AVAILABLE RECORDS:
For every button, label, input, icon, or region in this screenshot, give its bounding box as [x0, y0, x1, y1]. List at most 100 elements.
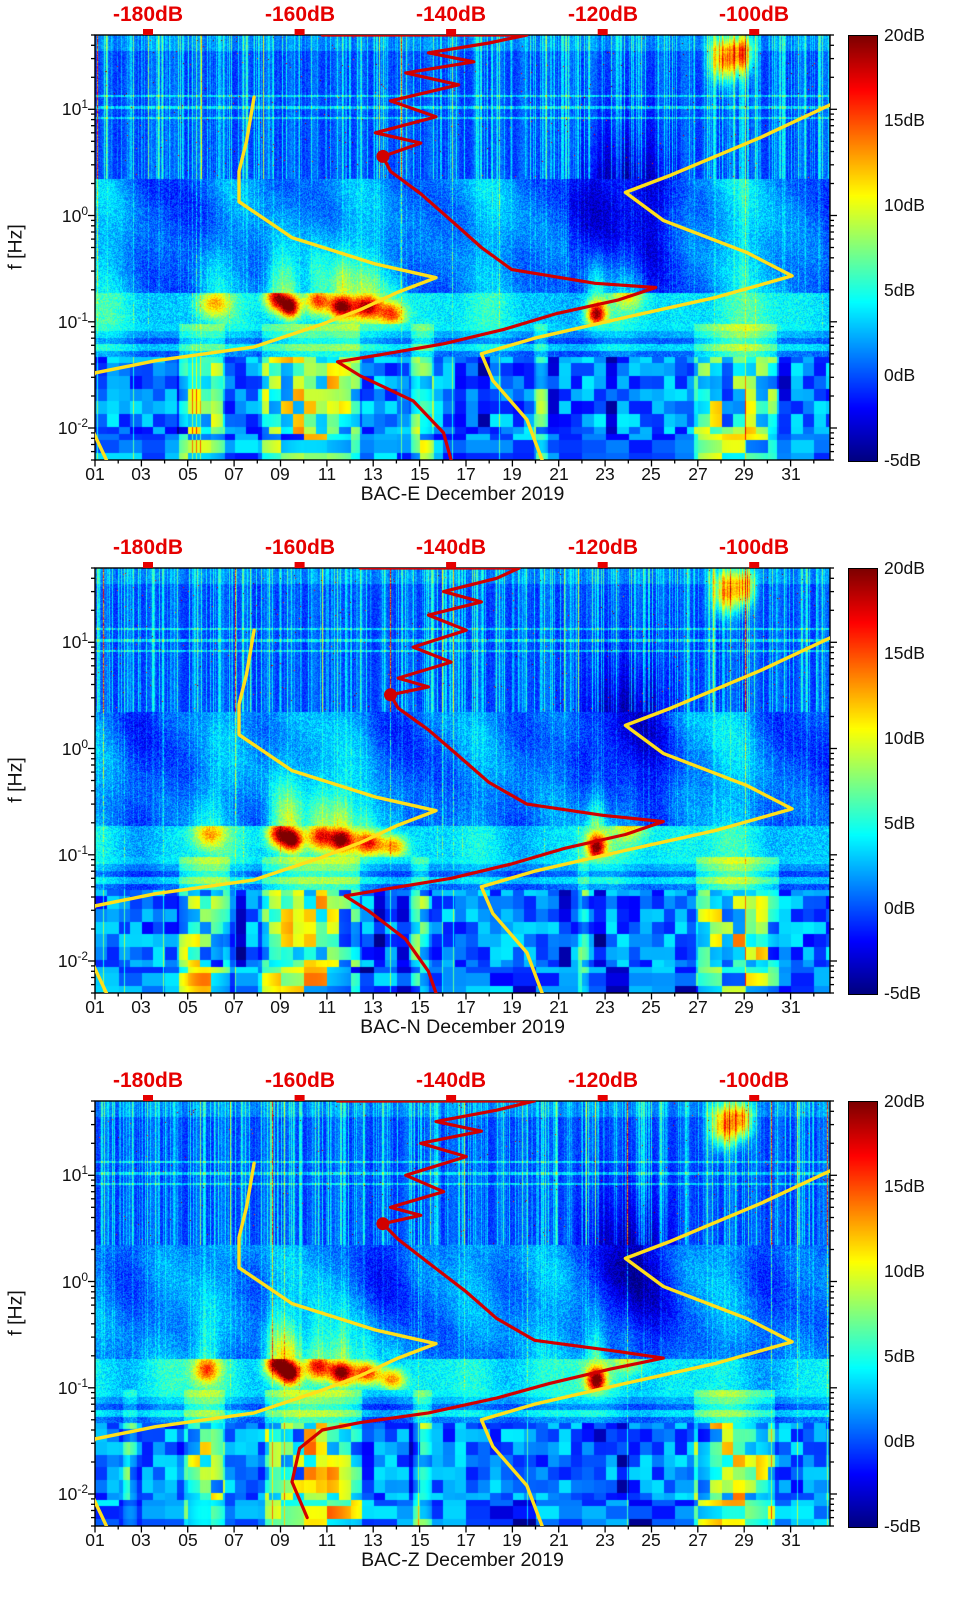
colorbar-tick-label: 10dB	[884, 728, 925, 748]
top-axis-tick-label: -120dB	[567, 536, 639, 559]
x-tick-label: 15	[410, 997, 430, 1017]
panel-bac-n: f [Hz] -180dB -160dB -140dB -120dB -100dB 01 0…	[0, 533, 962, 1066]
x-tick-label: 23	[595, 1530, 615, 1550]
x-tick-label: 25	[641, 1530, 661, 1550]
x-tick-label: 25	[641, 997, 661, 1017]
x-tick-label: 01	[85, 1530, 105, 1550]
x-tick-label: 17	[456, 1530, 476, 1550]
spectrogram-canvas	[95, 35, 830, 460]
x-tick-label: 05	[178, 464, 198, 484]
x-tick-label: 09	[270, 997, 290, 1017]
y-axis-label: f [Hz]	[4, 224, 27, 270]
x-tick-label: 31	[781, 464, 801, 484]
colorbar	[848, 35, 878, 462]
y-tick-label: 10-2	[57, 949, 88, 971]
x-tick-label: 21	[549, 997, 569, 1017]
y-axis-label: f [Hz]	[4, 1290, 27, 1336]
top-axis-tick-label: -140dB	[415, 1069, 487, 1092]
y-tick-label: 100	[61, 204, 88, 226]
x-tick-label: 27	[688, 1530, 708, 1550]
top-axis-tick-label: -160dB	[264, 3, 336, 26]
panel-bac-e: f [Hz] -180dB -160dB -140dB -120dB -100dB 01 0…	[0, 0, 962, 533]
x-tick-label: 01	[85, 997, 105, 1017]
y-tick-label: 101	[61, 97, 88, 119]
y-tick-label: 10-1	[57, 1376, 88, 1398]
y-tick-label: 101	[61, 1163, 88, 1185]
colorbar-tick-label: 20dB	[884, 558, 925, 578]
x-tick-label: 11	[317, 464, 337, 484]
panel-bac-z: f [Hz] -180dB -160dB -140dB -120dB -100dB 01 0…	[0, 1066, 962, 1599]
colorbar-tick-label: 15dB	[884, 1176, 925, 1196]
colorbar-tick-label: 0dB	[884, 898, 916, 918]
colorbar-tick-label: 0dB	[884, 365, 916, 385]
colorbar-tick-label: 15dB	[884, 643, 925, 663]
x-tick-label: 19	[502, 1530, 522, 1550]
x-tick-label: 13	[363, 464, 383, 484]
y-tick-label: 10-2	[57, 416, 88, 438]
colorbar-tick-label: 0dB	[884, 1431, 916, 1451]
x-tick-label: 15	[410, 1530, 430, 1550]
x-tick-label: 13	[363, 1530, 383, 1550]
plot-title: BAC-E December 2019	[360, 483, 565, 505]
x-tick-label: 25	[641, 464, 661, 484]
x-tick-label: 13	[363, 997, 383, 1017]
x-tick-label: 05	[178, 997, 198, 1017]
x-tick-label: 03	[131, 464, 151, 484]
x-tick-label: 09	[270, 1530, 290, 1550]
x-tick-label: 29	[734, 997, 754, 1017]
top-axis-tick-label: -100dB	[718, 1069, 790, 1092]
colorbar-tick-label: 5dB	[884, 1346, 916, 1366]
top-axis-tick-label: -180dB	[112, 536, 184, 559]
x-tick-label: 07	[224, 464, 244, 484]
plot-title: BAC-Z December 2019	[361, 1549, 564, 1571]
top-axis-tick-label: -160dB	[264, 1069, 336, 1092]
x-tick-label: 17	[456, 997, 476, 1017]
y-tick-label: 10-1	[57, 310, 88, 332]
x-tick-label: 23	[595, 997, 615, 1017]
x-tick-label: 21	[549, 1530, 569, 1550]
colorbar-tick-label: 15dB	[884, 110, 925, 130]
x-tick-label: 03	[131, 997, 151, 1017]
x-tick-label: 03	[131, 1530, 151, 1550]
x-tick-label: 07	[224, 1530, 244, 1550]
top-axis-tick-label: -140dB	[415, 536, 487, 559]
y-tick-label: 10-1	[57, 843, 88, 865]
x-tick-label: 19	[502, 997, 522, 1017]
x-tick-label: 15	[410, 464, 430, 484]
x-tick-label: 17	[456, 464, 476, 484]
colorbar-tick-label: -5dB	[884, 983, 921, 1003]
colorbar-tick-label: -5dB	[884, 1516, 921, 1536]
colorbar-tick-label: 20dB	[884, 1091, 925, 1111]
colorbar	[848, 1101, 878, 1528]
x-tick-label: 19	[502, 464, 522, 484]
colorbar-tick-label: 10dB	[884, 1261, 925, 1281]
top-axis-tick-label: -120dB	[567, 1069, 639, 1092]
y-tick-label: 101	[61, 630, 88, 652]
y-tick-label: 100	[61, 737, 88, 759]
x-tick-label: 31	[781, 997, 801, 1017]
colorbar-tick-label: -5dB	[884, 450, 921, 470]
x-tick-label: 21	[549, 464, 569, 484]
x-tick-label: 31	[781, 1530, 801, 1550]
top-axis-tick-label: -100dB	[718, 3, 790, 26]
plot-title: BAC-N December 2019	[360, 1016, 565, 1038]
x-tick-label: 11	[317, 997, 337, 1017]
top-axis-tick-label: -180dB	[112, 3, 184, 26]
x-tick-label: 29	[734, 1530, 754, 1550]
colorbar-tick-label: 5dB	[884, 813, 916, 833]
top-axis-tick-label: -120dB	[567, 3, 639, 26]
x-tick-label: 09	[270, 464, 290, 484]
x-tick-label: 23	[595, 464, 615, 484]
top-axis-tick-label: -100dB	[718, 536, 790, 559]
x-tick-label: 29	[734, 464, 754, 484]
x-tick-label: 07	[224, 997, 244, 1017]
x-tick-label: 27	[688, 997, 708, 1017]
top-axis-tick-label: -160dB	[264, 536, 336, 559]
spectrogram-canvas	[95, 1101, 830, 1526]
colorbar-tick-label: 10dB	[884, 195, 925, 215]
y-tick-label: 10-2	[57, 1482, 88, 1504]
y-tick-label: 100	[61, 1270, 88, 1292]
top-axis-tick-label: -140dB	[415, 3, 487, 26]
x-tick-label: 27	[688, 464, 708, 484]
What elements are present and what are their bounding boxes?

SET TASK: Copy every one of the records above word for word, leaving out the pictures.

TASK RESPONSE:
For every button, label, input, icon, or region in this screenshot, give its bounding box as [x0, y0, x1, y1]. List at most 100 elements.
colorbar-tick-label: 10dB	[884, 728, 925, 748]
top-axis-tick-label: -120dB	[567, 536, 639, 559]
x-tick-label: 15	[410, 997, 430, 1017]
panel-bac-n: f [Hz] -180dB -160dB -140dB -120dB -100dB 01 0…	[0, 533, 962, 1066]
x-tick-label: 23	[595, 1530, 615, 1550]
x-tick-label: 25	[641, 1530, 661, 1550]
x-tick-label: 25	[641, 997, 661, 1017]
x-tick-label: 01	[85, 1530, 105, 1550]
x-tick-label: 17	[456, 1530, 476, 1550]
spectrogram-canvas	[95, 35, 830, 460]
x-tick-label: 05	[178, 464, 198, 484]
x-tick-label: 09	[270, 997, 290, 1017]
y-axis-label: f [Hz]	[4, 224, 27, 270]
x-tick-label: 31	[781, 464, 801, 484]
colorbar	[848, 35, 878, 462]
y-tick-label: 10-2	[57, 949, 88, 971]
x-tick-label: 21	[549, 997, 569, 1017]
y-axis-label: f [Hz]	[4, 1290, 27, 1336]
top-axis-tick-label: -140dB	[415, 1069, 487, 1092]
y-tick-label: 100	[61, 204, 88, 226]
x-tick-label: 27	[688, 1530, 708, 1550]
top-axis-tick-label: -160dB	[264, 3, 336, 26]
panel-bac-e: f [Hz] -180dB -160dB -140dB -120dB -100dB 01 0…	[0, 0, 962, 533]
x-tick-label: 01	[85, 997, 105, 1017]
y-tick-label: 101	[61, 97, 88, 119]
y-tick-label: 10-1	[57, 1376, 88, 1398]
y-tick-label: 101	[61, 1163, 88, 1185]
colorbar-tick-label: 20dB	[884, 558, 925, 578]
x-tick-label: 11	[317, 464, 337, 484]
panel-bac-z: f [Hz] -180dB -160dB -140dB -120dB -100dB 01 0…	[0, 1066, 962, 1599]
colorbar-tick-label: 15dB	[884, 1176, 925, 1196]
colorbar-tick-label: 0dB	[884, 898, 916, 918]
colorbar-tick-label: 0dB	[884, 365, 916, 385]
colorbar-tick-label: 15dB	[884, 643, 925, 663]
x-tick-label: 19	[502, 1530, 522, 1550]
x-tick-label: 13	[363, 464, 383, 484]
y-tick-label: 10-2	[57, 416, 88, 438]
colorbar-tick-label: 0dB	[884, 1431, 916, 1451]
x-tick-label: 15	[410, 1530, 430, 1550]
x-tick-label: 13	[363, 1530, 383, 1550]
plot-title: BAC-E December 2019	[360, 483, 565, 505]
x-tick-label: 25	[641, 464, 661, 484]
x-tick-label: 13	[363, 997, 383, 1017]
x-tick-label: 05	[178, 997, 198, 1017]
x-tick-label: 03	[131, 464, 151, 484]
x-tick-label: 09	[270, 1530, 290, 1550]
x-tick-label: 29	[734, 997, 754, 1017]
top-axis-tick-label: -100dB	[718, 1069, 790, 1092]
colorbar-tick-label: 5dB	[884, 1346, 916, 1366]
top-axis-tick-label: -180dB	[112, 536, 184, 559]
x-tick-label: 07	[224, 464, 244, 484]
plot-title: BAC-Z December 2019	[361, 1549, 564, 1571]
top-axis-tick-label: -160dB	[264, 1069, 336, 1092]
x-tick-label: 17	[456, 997, 476, 1017]
y-tick-label: 10-1	[57, 310, 88, 332]
x-tick-label: 23	[595, 997, 615, 1017]
x-tick-label: 21	[549, 1530, 569, 1550]
colorbar-tick-label: 15dB	[884, 110, 925, 130]
x-tick-label: 03	[131, 997, 151, 1017]
x-tick-label: 03	[131, 1530, 151, 1550]
x-tick-label: 07	[224, 1530, 244, 1550]
top-axis-tick-label: -140dB	[415, 536, 487, 559]
y-tick-label: 10-1	[57, 843, 88, 865]
x-tick-label: 19	[502, 997, 522, 1017]
x-tick-label: 15	[410, 464, 430, 484]
x-tick-label: 17	[456, 464, 476, 484]
colorbar-tick-label: -5dB	[884, 983, 921, 1003]
colorbar-tick-label: -5dB	[884, 1516, 921, 1536]
colorbar-tick-label: 20dB	[884, 1091, 925, 1111]
colorbar	[848, 1101, 878, 1528]
x-tick-label: 19	[502, 464, 522, 484]
colorbar-tick-label: 10dB	[884, 1261, 925, 1281]
top-axis-tick-label: -120dB	[567, 1069, 639, 1092]
y-tick-label: 101	[61, 630, 88, 652]
y-tick-label: 100	[61, 737, 88, 759]
x-tick-label: 31	[781, 997, 801, 1017]
colorbar-tick-label: -5dB	[884, 450, 921, 470]
x-tick-label: 21	[549, 464, 569, 484]
x-tick-label: 31	[781, 1530, 801, 1550]
top-axis-tick-label: -100dB	[718, 3, 790, 26]
plot-title: BAC-N December 2019	[360, 1016, 565, 1038]
x-tick-label: 11	[317, 997, 337, 1017]
top-axis-tick-label: -180dB	[112, 3, 184, 26]
x-tick-label: 29	[734, 1530, 754, 1550]
colorbar-tick-label: 5dB	[884, 813, 916, 833]
top-axis-tick-label: -120dB	[567, 3, 639, 26]
x-tick-label: 09	[270, 464, 290, 484]
x-tick-label: 23	[595, 464, 615, 484]
top-axis-tick-label: -100dB	[718, 536, 790, 559]
x-tick-label: 29	[734, 464, 754, 484]
x-tick-label: 07	[224, 997, 244, 1017]
x-tick-label: 27	[688, 997, 708, 1017]
top-axis-tick-label: -160dB	[264, 536, 336, 559]
spectrogram-canvas	[95, 1101, 830, 1526]
colorbar-tick-label: 10dB	[884, 195, 925, 215]
y-tick-label: 10-2	[57, 1482, 88, 1504]
y-tick-label: 100	[61, 1270, 88, 1292]
top-axis-tick-label: -140dB	[415, 3, 487, 26]
x-tick-label: 27	[688, 464, 708, 484]
What elements are present and what are their bounding boxes?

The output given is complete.